***** Data shown *****
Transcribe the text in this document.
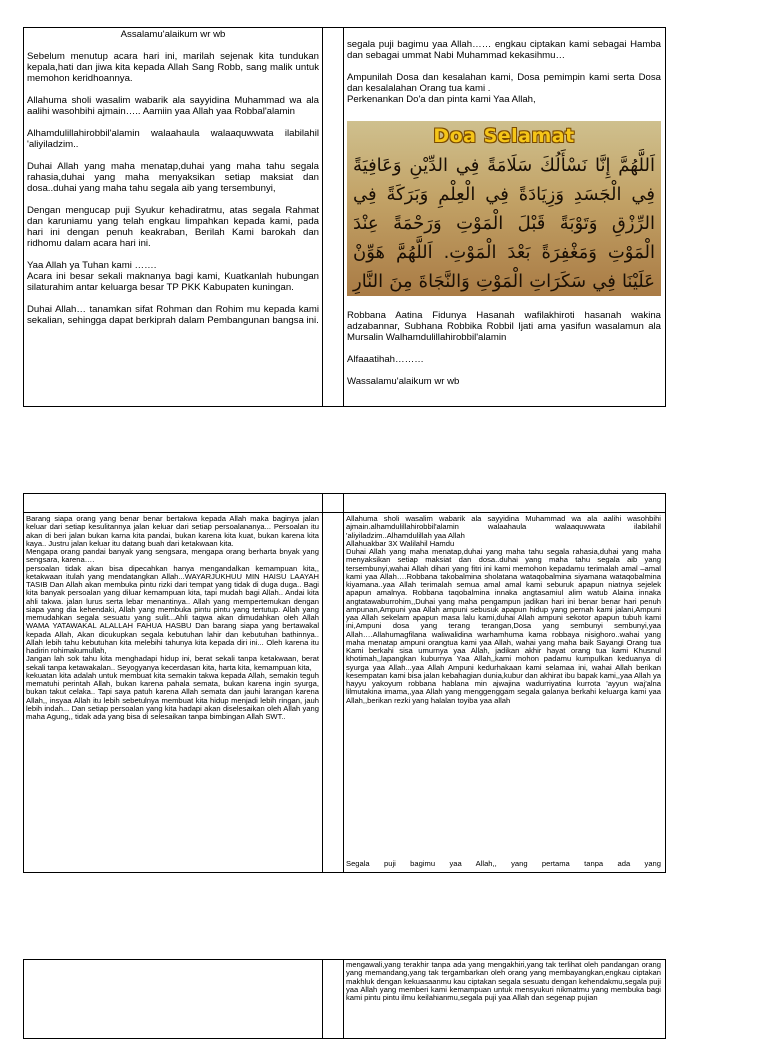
Assalamu'alaikum wr wb

Sebelum menutup acara hari ini, marilah sejenak kita tundukan kepala,hati dan jiwa kita kepada Allah Sang Robb, sang malik untuk memohon keridhoannya.

Allahuma sholi wasalim wabarik ala sayyidina Muhammad wa ala aalihi wasohbihi ajmain….. Aamiin yaa Allah yaa Robbal'alamin

Alhamdulillahirobbil'alamin walaahaula walaaquwwata ilabilahil 'aliyiladzim..

Duhai Allah yang maha menatap,duhai yang maha tahu segala rahasia,duhai yang maha menyaksikan setiap maksiat dan dosa..duhai yang maha tahu segala aib yang tersembunyi,

Dengan mengucap puji Syukur kehadiratmu, atas segala Rahmat dan karuniamu yang telah engkau limpahkan kepada kami, pada hari ini dengan penuh keakraban, Berilah Kami barokah dan ridhomu dalam acara hari ini.

Yaa Allah ya Tuhan kami …….
Acara ini besar sekali maknanya bagi kami, Kuatkanlah hubungan silaturahim antar keluarga besar TP PKK Kabupaten kuningan.

Duhai Allah… tanamkan sifat Rohman dan Rohim mu kepada kami sekalian, sehingga dapat berkiprah dalam Pembangunan bangsa ini.

segala puji bagimu yaa Allah…… engkau ciptakan kami sebagai Hamba dan sebagai ummat Nabi Muhammad kekasihmu…

Ampunilah Dosa dan kesalahan kami, Dosa pemimpin kami serta Dosa dan kesalalahan Orang tua kami .
Perkenankan Do'a dan pinta kami Yaa Allah,

Doa Selamat
اَللَّهُمَّ إِنَّا نَسْأَلُكَ سَلَامَةً فِي الدِّيْنِ وَعَافِيَةً فِي الْجَسَدِ وَزِيَادَةً فِي الْعِلْمِ وَبَرَكَةً فِي الرِّزْقِ وَتَوْبَةً قَبْلَ الْمَوْتِ وَرَحْمَةً عِنْدَ الْمَوْتِ وَمَغْفِرَةً بَعْدَ الْمَوْتِ. اَللَّهُمَّ هَوِّنْ عَلَيْنَا فِي سَكَرَاتِ الْمَوْتِ وَالنَّجَاةَ مِنَ النَّارِ

Robbana Aatina Fidunya Hasanah wafilakhiroti hasanah wakina adzabannar, Subhana Robbika Robbil Ijati ama yasifun wasalamun ala Mursalin Walhamdulillahirobbil'alamin

Alfaaatihah………

Wassalamu'alaikum wr wb

Barang siapa orang yang benar benar bertakwa kepada Allah maka baginya jalan keluar dari setiap kesulitannya jalan keluar dari setiap persoalananya... Persoalan itu akan di beri jalan bukan karna kita pandai, bukan karena kita kuat, bukan karena kita kaya.. Justru jalan keluar itu datang buah dari ketakwaan kita.
Mengapa orang pandai banyak yang sengsara, mengapa orang berharta bnyak yang sengsara, karena….
persoalan tidak akan bisa dipecahkan hanya mengandalkan kemampuan kita,, ketakwaan itulah yang mendatangkan Allah...WAYARJUKHUU MIN HAISU LAAYAH TASIB Dan Allah akan membuka pintu rizki dari tempat yang tidak di duga duga.. Bagi kita banyak persoalan yang diluar kemampuan kita, tapi mudah bagi Allah.. Andai kita ahli takwa. jalan lurus serta lebar menantinya.. Allah yang mempertemukan dengan siapa yang dia kehendaki, Allah yang membuka pintu pintu yang tertutup. Allah yang memudahkan segala sesuatu yang sulit...Ahli taqwa akan dimudahkan oleh Allah WAMA YATAWAKAL ALALLAH FAHUA HASBU Dan barang siapa yang bertawakal kepada Allah, Akan dicukupkan segala kebutuhan lahir dan kebutuhan bathinnya.. Allah lebih tahu kebutuhan kita melebihi tahunya kita kepada diri ini... Oleh karena itu hadirin rohimakumullah,
Jangan lah sok tahu kita menghadapi hidup ini, berat sekali tanpa ketakwaan, berat sekali tanpa ketawakalan.. Seyogyanya kecerdasan kita, harta kita, kemampuan kita,
kekuatan kita adalah untuk membuat kita semakin takwa kepada Allah, semakin teguh mematuhi perintah Allah, bukan karena pahala semata, bukan karena ingin syurga, bukan takut celaka.. Tapi saya patuh karena Allah semata dan jauhi larangan karena Allah,, insyaa Allah itu lebih sebetulnya membuat kita hidup menjadi lebih ringan, jauh lebih indah... Dan setiap persoalan yang kita hadapi akan diselesaikan oleh Allah yang maha Agung,, tidak ada yang bisa di selesaikan tanpa bimbingan Allah SWT..

Allahuma sholi wasalim wabarik ala sayyidina Muhammad wa ala aalihi wasohbihi ajmain.alhamdulillahirobbil'alamin walaahaula walaaquwwata ilabilahil 'aliyiladzim..Alhamdulillah yaa Allah
Allahuakbar 3X Walilahil Hamdu
Duhai Allah yang maha menatap,duhai yang maha tahu segala rahasia,duhai yang maha menyaksikan setiap maksiat dan dosa..duhai yang maha tahu segala aib yang tersembunyi,wahai Allah dihari yang fitri ini kami memohon kepadamu terimalah amal –amal kami yaa Allah….Robbana takobalmina sholatana wataqobalmina siyamana wataqobalmina kiyamana..yaa Allah terimalah semua amal amal kami seburuk apapun niatnya sejelek apapun amalnya. Robbana taqobalmina innaka angtasamiul alim watub Alaina innaka angtatawaburrohim,,Duhai yang maha pengampun jadikan hari ini benar benar hari penuh ampunan,Ampuni yaa Allah ampuni sebusuk apapun hidup yang pernah kami jalani,Ampuni yaa Allah sekelam apapun masa lalu kami,duhai Allah ampuni sekotor apapun tubuh kami ini,Ampuni dosa yang terang terangan,Dosa yang sembunyi sembunyi,yaa Allah….Allahumagfilana waliwalidina warhamhuma kama robbaya nisighoro..wahai yang maha menatap ampuni orangtua kami yaa Allah, wahai yang maha baik Sayangi Orang tua Kami berkahi sisa umurnya yaa Allah, jadikan akhir hayat orang tua kami Khusnul khotimah,,lapangkan kuburnya Yaa Allah,,kami mohon padamu kumpulkan keduanya di syurga yaa Allah...yaa Allah Ampuni kedurhakaan kami selamaa ini, wahai Allah berikan kesempatan kami bisa jalan kebahagian dunia,kubur dan akhirat ibu bapak kami,,yaa Allah ya hayyu yakoyum robbana hablana min ajwajina wadurriyatina kurrota 'ayyun waj'alna lilmutakina imama,,yaa Allah yang menggenggam segala galanya berkahi keluarga kami yaa Allah,,berikan rezki yang halalan toyiba yaa allah

Segala puji bagimu yaa Allah,, yang pertama tanpa ada yang

mengawali,yang terakhir tanpa ada yang mengakhiri,yang tak terlihat oleh pandangan orang yang memandang,yang tak tergambarkan oleh orang yang membayangkan,engkau ciptakan makhluk dengan kekuasaanmu kau ciptakan segala sesuatu dengan kehendakmu,segala puji yaa Allah yang memberi kami kemampuan untuk mensyukuri nikmatmu yang membuka bagi kami pintu pintu ilmu keilahianmu,segala puji yaa Allah dan segenap pujian
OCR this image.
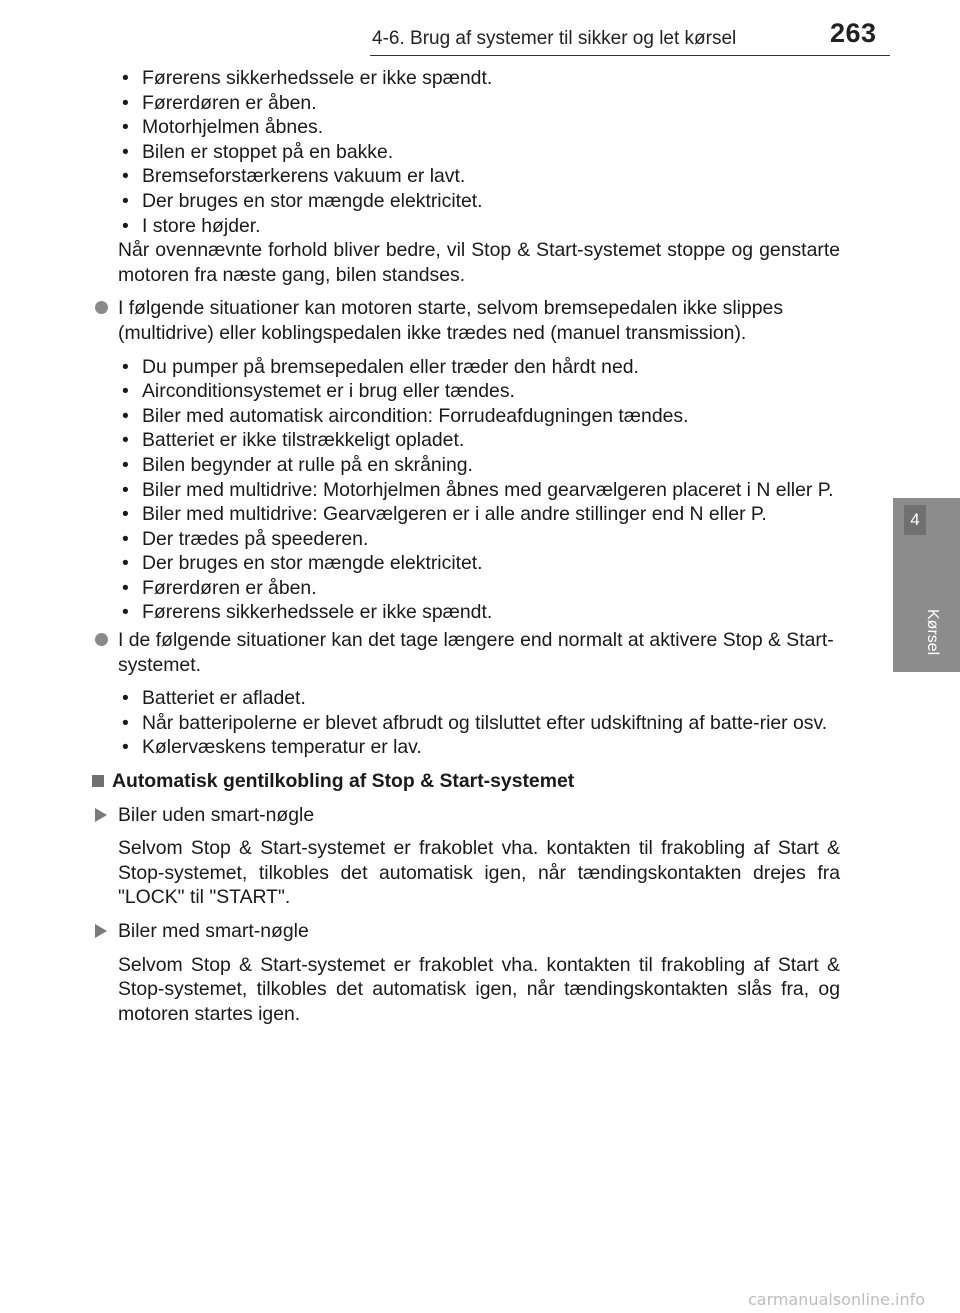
4-6. Brug af systemer til sikker og let kørsel	263
4
• Førerens sikkerhedssele er ikke spændt.
• Førerdøren er åben.
• Motorhjelmen åbnes.
• Bilen er stoppet på en bakke.
• Bremseforstærkerens vakuum er lavt.
• Der bruges en stor mængde elektricitet.
• I store højder.

Når ovennævnte forhold bliver bedre, vil Stop & Start-systemet stoppe og genstarte motoren fra næste gang, bilen standses.

I følgende situationer kan motoren starte, selvom bremsepedalen ikke slippes (multidrive) eller koblingspedalen ikke trædes ned (manuel transmission).

• Du pumper på bremsepedalen eller træder den hårdt ned.
• Airconditionsystemet er i brug eller tændes.
• Biler med automatisk aircondition: Forrudeafdugningen tændes.
• Batteriet er ikke tilstrækkeligt opladet.
• Bilen begynder at rulle på en skråning.
• Biler med multidrive: Motorhjelmen åbnes med gearvælgeren placeret i N eller P.
• Biler med multidrive: Gearvælgeren er i alle andre stillinger end N eller P.
• Der trædes på speederen.
• Der bruges en stor mængde elektricitet.
• Førerdøren er åben.
• Førerens sikkerhedssele er ikke spændt.

I de følgende situationer kan det tage længere end normalt at aktivere Stop & Start-systemet.

• Batteriet er afladet.
• Når batteripolerne er blevet afbrudt og tilsluttet efter udskiftning af batte-rier osv.
• Kølervæskens temperatur er lav.
Automatisk gentilkobling af Stop & Start-systemet
Biler uden smart-nøgle

Selvom Stop & Start-systemet er frakoblet vha. kontakten til frakobling af Start & Stop-systemet, tilkobles det automatisk igen, når tændingskontakten drejes fra "LOCK" til "START".

Biler med smart-nøgle

Selvom Stop & Start-systemet er frakoblet vha. kontakten til frakobling af Start & Stop-systemet, tilkobles det automatisk igen, når tændingskontakten slås fra, og motoren startes igen.

carmanualsonline.info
*****
Gather each line holding the string "aalihi".

Allahuma sholi wasalim wabarik ala sayyidina Muhammad wa ala aalihi wasohbihi ajmain….. Aamiin yaa Allah yaa Robbal'alamin
Allahuma sholi wasalim wabarik ala sayyidina Muhammad wa ala aalihi wasohbihi ajmain.alhamdulillahirobbil'alamin walaahaula walaaquwwata ilabilahil 'aliyiladzim..Alhamdulillah yaa Allah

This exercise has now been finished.